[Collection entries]

** start **

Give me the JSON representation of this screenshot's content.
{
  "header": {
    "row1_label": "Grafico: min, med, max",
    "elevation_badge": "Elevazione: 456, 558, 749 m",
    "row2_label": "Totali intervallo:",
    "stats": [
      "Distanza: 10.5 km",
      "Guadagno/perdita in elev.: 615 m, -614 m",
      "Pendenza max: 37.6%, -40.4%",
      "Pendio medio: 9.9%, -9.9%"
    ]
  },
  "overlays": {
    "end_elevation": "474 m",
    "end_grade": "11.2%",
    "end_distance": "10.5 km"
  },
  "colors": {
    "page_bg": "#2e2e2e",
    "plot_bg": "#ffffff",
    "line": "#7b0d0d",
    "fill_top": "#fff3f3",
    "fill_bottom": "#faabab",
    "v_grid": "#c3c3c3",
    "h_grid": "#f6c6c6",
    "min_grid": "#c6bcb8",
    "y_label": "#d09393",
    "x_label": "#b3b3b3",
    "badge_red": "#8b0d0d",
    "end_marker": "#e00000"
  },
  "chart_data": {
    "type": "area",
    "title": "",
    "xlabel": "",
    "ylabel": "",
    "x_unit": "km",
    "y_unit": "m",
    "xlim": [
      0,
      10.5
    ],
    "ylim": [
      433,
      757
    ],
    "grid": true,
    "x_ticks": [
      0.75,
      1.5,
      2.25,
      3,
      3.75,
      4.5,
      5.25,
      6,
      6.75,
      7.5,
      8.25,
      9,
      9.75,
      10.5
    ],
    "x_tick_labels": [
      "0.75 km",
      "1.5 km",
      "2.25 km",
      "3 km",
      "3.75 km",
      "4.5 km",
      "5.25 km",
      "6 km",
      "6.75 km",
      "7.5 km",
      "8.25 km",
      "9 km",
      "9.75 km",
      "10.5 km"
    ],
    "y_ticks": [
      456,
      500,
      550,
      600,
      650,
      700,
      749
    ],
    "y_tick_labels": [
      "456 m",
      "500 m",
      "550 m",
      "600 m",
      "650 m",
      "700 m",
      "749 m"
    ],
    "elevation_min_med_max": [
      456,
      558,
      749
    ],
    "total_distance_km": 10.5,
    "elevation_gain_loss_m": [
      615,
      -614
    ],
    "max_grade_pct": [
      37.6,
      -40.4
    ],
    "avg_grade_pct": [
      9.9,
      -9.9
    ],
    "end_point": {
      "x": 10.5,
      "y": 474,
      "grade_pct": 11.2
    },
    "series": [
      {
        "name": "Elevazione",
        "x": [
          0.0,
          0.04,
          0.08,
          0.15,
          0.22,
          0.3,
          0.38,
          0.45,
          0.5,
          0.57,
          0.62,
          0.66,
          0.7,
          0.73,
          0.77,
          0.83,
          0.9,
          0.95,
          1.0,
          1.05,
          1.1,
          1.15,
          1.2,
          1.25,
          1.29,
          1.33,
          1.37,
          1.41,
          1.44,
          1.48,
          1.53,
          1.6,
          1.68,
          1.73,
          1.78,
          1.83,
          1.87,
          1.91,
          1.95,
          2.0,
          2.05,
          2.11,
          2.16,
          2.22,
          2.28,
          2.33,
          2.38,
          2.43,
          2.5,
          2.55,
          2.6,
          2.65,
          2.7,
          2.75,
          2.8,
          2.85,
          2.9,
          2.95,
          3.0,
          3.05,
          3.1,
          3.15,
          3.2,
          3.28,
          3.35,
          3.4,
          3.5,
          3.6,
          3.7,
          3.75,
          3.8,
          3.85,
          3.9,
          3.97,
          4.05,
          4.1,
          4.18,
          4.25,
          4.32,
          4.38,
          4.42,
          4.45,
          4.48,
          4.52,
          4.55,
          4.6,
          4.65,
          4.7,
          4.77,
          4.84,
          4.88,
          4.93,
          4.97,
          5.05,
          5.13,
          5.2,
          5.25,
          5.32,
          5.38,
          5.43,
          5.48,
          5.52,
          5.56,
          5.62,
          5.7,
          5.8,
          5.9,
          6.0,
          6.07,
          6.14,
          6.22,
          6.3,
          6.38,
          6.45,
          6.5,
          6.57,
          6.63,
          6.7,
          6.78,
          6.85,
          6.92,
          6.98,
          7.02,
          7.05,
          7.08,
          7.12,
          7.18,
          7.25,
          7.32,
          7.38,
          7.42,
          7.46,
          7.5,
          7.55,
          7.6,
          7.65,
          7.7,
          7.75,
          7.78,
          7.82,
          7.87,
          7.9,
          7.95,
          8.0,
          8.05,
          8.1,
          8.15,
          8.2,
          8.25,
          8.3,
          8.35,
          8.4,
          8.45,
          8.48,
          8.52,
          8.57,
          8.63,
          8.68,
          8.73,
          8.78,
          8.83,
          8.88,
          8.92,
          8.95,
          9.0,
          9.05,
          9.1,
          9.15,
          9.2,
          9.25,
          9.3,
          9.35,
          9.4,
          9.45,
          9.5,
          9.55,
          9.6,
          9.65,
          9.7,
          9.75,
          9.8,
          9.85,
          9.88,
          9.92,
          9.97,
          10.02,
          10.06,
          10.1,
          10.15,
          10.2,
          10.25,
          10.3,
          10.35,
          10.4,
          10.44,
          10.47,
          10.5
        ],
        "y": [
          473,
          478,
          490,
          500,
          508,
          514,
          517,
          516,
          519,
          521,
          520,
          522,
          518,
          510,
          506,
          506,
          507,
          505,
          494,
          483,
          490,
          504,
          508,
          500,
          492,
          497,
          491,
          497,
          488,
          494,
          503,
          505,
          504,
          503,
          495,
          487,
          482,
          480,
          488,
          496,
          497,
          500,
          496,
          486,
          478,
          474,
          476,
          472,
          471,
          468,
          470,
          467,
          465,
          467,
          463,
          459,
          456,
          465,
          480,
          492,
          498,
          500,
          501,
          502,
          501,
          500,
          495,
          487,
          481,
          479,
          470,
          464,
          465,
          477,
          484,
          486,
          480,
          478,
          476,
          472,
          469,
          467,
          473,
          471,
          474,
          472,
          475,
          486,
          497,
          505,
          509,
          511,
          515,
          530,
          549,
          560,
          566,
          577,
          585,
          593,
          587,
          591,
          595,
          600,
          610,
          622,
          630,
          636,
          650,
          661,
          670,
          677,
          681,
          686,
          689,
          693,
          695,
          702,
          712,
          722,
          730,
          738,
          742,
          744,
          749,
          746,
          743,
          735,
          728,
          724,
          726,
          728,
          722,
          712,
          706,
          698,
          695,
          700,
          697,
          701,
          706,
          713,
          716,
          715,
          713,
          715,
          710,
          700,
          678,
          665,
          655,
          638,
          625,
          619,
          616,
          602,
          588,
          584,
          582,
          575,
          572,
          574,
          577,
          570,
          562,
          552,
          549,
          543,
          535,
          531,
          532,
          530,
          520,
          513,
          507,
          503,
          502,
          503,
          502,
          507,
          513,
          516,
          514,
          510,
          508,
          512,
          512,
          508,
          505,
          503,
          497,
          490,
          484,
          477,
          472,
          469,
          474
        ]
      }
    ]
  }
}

** end **

= Problem to solve =
Return each line of the listing that holds the string "Elevazione".

= Answer =
    "elevation_badge": "Elevazione: 456, 558, 749 m",
        "name": "Elevazione",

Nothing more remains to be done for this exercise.